*Problem description*. In the records below, find each line with the word "chevron" and copy it.

*Entries supplied*.
>> start
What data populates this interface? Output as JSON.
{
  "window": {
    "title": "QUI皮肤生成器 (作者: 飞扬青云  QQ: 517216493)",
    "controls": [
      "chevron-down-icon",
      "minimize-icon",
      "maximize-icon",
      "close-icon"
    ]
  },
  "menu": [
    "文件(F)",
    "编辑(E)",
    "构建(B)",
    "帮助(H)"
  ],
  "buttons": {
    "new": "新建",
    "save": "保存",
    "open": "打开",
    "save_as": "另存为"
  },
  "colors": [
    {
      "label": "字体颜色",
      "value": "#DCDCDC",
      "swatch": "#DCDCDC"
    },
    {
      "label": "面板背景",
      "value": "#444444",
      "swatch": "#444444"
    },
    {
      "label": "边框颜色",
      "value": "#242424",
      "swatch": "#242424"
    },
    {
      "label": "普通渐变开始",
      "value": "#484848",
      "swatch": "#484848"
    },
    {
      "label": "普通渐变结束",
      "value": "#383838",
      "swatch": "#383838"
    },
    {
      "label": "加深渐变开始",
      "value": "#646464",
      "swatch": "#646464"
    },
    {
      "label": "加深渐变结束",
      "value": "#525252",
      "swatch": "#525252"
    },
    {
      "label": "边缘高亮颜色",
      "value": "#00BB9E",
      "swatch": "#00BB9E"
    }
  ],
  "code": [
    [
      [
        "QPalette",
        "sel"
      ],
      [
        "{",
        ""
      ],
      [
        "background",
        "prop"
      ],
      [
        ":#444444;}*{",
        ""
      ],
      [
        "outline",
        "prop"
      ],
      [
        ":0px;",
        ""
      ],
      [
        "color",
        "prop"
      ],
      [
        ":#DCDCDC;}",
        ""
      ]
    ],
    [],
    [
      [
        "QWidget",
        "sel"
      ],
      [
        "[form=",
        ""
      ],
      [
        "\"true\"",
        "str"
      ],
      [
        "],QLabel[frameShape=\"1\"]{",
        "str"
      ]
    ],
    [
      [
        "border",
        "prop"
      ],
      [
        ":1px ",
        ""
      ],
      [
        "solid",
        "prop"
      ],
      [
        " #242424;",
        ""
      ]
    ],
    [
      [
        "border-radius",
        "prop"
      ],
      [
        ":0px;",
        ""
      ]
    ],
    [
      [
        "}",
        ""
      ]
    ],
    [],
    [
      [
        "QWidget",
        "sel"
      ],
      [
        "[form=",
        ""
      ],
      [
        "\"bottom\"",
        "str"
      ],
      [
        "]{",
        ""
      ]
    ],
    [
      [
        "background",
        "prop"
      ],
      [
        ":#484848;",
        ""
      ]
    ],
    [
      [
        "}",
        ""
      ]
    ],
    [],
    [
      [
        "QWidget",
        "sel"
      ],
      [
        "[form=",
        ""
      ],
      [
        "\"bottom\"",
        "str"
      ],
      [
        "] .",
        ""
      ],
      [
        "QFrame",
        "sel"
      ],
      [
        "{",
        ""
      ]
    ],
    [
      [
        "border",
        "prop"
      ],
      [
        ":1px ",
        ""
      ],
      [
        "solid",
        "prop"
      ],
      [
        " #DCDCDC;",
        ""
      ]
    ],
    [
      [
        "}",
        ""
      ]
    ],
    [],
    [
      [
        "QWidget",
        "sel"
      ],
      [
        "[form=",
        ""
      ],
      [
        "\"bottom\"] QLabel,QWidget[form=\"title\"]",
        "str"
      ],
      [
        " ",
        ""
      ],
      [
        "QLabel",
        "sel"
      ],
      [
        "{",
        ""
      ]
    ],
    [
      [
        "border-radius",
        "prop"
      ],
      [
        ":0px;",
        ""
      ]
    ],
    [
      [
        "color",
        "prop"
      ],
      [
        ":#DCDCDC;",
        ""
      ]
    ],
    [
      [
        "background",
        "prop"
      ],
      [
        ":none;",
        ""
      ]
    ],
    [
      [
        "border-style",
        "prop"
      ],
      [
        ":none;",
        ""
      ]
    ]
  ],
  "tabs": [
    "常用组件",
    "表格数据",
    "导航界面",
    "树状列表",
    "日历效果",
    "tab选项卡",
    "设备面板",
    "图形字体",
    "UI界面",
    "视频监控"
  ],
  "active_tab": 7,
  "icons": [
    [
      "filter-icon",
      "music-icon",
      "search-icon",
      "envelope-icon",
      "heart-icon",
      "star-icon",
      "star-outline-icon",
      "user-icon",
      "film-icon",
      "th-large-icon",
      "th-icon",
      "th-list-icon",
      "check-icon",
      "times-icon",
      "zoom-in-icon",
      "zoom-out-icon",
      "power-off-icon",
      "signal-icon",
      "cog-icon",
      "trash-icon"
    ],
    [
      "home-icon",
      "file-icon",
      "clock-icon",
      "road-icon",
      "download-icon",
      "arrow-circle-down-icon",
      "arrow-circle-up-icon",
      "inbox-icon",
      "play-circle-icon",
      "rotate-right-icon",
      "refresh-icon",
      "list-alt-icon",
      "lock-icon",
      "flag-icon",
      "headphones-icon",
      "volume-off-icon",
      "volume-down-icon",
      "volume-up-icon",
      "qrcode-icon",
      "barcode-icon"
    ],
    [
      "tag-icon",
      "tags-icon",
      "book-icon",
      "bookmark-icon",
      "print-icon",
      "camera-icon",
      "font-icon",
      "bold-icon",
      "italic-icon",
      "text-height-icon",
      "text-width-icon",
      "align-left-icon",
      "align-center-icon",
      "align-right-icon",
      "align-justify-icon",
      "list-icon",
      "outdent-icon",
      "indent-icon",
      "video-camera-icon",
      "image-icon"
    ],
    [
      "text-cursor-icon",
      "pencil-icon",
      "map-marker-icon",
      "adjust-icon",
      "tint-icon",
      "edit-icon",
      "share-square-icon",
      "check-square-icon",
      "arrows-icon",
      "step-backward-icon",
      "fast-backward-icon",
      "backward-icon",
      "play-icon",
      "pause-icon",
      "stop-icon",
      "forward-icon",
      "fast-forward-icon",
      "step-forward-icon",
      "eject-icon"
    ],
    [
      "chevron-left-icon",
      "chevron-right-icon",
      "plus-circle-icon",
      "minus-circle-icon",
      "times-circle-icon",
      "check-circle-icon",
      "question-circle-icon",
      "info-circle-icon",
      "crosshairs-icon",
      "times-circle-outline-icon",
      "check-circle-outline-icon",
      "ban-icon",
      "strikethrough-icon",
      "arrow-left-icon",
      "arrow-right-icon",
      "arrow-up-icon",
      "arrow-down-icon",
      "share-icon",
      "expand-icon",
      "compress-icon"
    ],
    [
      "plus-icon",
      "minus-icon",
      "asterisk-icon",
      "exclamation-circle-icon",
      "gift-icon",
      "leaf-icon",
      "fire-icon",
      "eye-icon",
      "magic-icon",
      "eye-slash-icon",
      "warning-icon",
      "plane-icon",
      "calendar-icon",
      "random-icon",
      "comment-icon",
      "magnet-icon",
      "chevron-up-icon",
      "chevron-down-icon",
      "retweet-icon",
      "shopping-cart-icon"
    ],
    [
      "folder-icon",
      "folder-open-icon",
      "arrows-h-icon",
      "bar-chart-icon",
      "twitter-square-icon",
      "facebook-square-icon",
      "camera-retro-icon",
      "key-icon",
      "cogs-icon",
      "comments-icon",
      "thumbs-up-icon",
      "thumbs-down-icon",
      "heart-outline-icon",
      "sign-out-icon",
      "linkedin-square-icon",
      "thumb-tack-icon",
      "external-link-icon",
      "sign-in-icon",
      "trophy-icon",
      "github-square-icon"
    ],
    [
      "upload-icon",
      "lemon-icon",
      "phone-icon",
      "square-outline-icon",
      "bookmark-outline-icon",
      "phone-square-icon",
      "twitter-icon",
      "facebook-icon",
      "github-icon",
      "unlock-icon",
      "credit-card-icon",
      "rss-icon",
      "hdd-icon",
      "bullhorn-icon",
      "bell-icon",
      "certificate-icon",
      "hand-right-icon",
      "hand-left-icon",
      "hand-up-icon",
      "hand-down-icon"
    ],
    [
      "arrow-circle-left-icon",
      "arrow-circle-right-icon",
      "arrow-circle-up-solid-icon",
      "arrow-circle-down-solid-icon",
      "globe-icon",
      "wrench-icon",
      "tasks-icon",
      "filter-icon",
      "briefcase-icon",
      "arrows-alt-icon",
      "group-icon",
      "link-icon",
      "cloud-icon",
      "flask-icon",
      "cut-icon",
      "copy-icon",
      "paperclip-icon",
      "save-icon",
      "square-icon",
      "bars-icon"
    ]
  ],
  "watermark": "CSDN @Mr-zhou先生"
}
>> end
*Full solution*.
      "chevron-down-icon",
      "chevron-left-icon",
      "chevron-right-icon",
      "chevron-up-icon",
      "chevron-down-icon",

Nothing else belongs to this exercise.